- [What the exercise asks]: Below are the records; pull every line that includes "Greater".

[Saved entries]
***
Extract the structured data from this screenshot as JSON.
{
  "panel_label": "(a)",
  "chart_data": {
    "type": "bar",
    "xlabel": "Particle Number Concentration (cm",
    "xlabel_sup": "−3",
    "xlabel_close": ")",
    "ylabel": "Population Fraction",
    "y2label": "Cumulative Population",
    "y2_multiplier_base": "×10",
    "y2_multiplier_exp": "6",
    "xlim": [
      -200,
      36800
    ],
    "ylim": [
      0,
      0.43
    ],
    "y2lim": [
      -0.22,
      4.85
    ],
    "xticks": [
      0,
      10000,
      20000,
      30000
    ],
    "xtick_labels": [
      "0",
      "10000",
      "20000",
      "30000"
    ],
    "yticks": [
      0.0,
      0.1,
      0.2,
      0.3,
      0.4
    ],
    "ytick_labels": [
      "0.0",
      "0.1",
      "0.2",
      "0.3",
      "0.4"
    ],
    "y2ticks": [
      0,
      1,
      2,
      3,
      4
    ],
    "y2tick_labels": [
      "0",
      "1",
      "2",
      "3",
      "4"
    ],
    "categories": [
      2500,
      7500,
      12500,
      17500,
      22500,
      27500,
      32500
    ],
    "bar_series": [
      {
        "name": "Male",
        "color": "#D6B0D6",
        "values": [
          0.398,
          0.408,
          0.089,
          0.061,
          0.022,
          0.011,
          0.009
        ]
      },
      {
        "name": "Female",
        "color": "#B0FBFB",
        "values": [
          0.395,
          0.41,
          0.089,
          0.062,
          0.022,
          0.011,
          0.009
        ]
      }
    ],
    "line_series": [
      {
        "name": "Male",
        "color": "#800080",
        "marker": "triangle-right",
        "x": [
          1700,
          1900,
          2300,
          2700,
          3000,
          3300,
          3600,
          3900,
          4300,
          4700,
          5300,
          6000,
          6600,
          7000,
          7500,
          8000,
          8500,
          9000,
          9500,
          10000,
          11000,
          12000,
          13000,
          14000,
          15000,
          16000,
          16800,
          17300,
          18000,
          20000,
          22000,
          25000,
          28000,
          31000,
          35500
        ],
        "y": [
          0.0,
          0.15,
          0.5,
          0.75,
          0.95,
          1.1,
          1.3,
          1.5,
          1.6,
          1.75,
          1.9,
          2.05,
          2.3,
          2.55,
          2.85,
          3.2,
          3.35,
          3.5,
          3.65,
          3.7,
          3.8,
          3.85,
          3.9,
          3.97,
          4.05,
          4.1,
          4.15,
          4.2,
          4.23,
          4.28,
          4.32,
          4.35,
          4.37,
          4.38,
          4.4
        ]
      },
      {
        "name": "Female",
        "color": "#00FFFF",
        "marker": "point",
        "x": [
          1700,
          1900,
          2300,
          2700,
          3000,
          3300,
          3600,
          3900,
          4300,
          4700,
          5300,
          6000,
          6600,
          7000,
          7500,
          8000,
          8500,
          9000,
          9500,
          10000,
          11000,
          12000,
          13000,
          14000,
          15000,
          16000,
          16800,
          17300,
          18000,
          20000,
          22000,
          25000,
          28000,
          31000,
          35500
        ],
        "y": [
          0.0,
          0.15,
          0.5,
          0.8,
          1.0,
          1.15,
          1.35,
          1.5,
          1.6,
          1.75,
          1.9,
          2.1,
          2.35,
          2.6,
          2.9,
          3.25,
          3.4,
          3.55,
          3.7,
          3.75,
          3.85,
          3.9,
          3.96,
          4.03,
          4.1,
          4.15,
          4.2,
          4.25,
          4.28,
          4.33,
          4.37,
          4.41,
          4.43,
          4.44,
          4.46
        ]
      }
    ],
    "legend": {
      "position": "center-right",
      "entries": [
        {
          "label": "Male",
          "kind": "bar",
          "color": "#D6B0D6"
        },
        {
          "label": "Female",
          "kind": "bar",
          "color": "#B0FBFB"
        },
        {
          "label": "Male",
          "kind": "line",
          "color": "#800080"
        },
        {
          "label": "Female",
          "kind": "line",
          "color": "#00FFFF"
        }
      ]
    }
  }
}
***
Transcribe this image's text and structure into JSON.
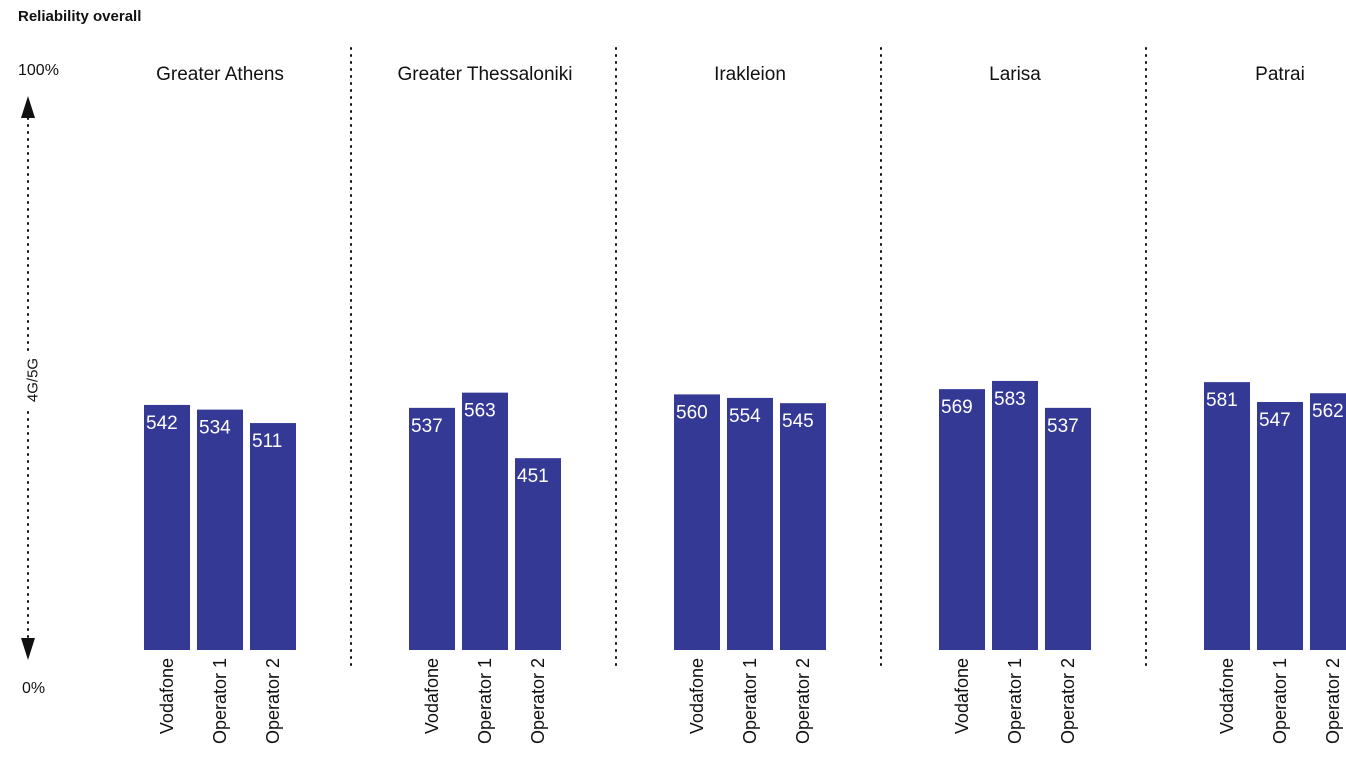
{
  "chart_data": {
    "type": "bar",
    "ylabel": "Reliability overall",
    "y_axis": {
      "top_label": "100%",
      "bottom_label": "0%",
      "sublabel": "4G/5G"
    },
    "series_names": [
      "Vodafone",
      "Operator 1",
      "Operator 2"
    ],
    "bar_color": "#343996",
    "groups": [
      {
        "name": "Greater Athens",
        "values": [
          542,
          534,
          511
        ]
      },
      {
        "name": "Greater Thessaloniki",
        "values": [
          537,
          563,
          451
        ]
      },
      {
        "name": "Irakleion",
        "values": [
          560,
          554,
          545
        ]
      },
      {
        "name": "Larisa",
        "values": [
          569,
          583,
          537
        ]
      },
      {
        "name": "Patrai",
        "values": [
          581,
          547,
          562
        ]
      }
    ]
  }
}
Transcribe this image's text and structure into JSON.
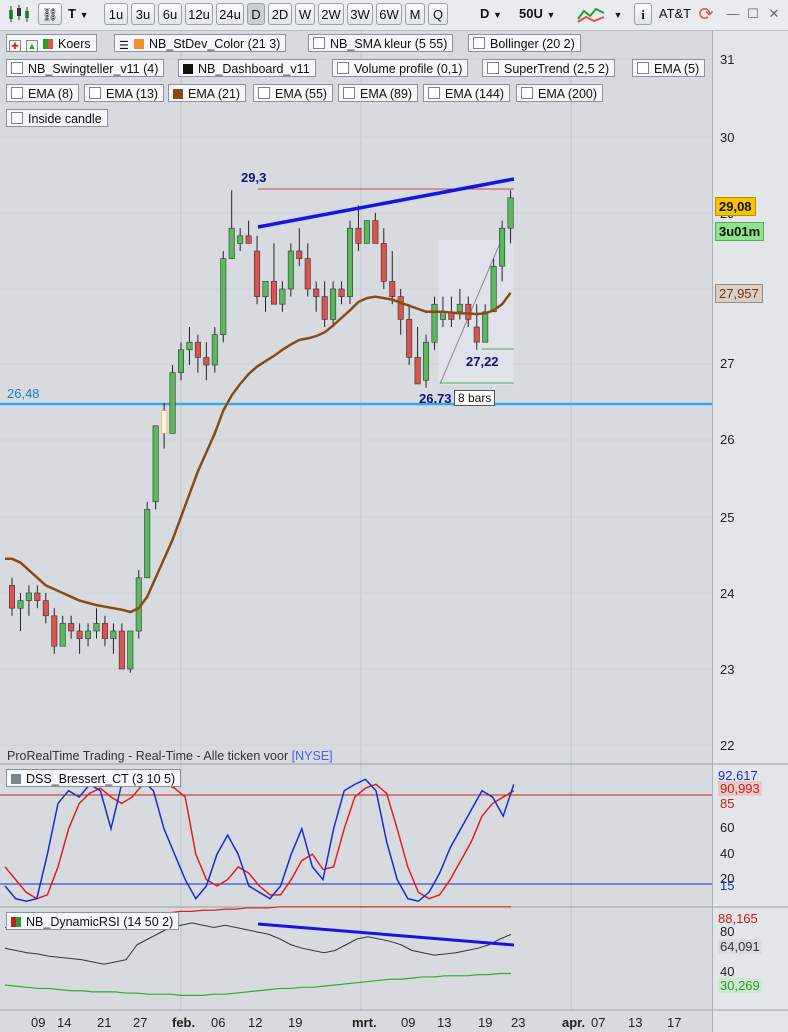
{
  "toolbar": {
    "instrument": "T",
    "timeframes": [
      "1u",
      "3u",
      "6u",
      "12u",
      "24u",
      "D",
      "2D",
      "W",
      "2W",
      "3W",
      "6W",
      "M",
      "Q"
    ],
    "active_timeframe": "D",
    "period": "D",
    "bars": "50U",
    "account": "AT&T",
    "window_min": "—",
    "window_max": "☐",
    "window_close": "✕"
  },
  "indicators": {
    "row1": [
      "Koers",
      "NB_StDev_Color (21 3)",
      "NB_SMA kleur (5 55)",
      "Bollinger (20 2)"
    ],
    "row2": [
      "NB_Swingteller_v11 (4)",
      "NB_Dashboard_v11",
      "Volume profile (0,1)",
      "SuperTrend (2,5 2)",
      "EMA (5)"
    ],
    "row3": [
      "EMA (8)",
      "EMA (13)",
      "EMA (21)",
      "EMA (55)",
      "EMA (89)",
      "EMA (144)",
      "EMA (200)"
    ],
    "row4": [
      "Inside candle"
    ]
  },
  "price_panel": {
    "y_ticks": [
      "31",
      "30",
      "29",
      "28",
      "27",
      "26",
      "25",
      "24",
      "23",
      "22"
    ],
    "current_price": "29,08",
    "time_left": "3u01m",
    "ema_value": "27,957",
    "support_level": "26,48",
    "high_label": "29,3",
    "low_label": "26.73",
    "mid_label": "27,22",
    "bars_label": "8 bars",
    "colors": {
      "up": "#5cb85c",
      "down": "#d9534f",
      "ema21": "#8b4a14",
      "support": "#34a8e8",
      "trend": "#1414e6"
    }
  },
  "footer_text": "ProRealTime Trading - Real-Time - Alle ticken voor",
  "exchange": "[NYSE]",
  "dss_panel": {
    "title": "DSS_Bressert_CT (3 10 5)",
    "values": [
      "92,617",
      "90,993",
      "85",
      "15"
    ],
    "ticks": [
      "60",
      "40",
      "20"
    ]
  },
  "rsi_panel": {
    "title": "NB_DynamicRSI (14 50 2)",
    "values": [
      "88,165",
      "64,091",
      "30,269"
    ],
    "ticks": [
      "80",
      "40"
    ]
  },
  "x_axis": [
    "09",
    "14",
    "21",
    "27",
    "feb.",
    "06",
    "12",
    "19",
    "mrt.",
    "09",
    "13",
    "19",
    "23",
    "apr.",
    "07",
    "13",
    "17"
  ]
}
***
- [Written response]:
        "name": "Greater Athens",
        "name": "Greater Thessaloniki",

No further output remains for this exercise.